**WRITTEN INSTRUCTION**
Filter the data for lines with the word "this", then copy every line so identified.

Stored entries

★ ★ ★ ★ ★

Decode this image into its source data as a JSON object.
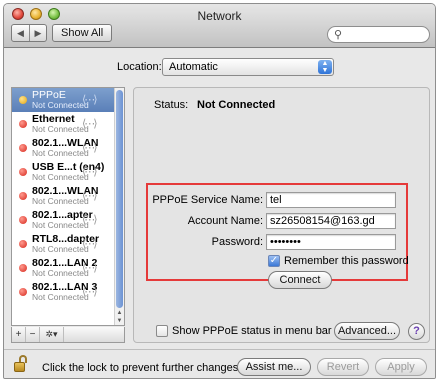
{
  "window": {
    "title": "Network"
  },
  "toolbar": {
    "back_label": "◀",
    "forward_label": "▶",
    "show_all_label": "Show All",
    "search_placeholder": ""
  },
  "location": {
    "label": "Location:",
    "value": "Automatic"
  },
  "sidebar": {
    "items": [
      {
        "name": "PPPoE",
        "status": "Not Connected",
        "dot": "yellow",
        "selected": true
      },
      {
        "name": "Ethernet",
        "status": "Not Connected",
        "dot": "red"
      },
      {
        "name": "802.1...WLAN",
        "status": "Not Connected",
        "dot": "red"
      },
      {
        "name": "USB E...t (en4)",
        "status": "Not Connected",
        "dot": "red"
      },
      {
        "name": "802.1...WLAN",
        "status": "Not Connected",
        "dot": "red"
      },
      {
        "name": "802.1...apter",
        "status": "Not Connected",
        "dot": "red"
      },
      {
        "name": "RTL8...dapter",
        "status": "Not Connected",
        "dot": "red"
      },
      {
        "name": "802.1...LAN 2",
        "status": "Not Connected",
        "dot": "red"
      },
      {
        "name": "802.1...LAN 3",
        "status": "Not Connected",
        "dot": "red"
      }
    ],
    "add_label": "+",
    "remove_label": "−",
    "action_label": "✲▾"
  },
  "detail": {
    "status_label": "Status:",
    "status_value": "Not Connected",
    "service_name_label": "PPPoE Service Name:",
    "service_name_value": "tel",
    "account_name_label": "Account Name:",
    "account_name_value": "sz26508154@163.gd",
    "password_label": "Password:",
    "password_value": "••••••••",
    "remember_label": "Remember this password",
    "remember_checked": true,
    "connect_label": "Connect",
    "show_status_label": "Show PPPoE status in menu bar",
    "advanced_label": "Advanced...",
    "help_label": "?"
  },
  "footer": {
    "lock_text": "Click the lock to prevent further changes.",
    "assist_label": "Assist me...",
    "revert_label": "Revert",
    "apply_label": "Apply"
  },
  "colors": {
    "highlight_box": "#e53a3a",
    "selection": "#6f92c6",
    "status_red": "#d6271c",
    "status_yellow": "#e2a514"
  }
}
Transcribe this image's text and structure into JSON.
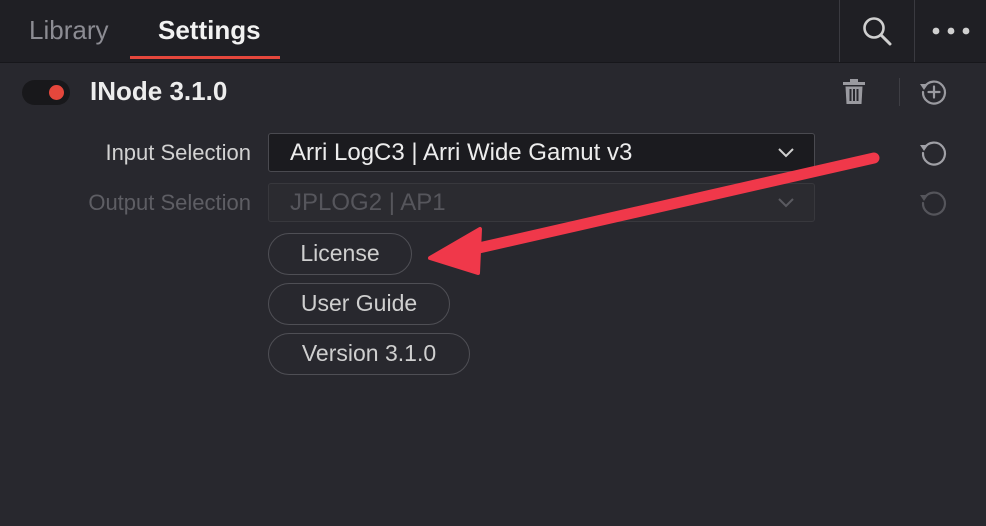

★ ★ ★ ★ ★

**EXERCISE OUTPUT**
Decode this image into its source data as a JSON object.
    "remember_label": "Remember this password",
Transcribe this image's text and structure into JSON.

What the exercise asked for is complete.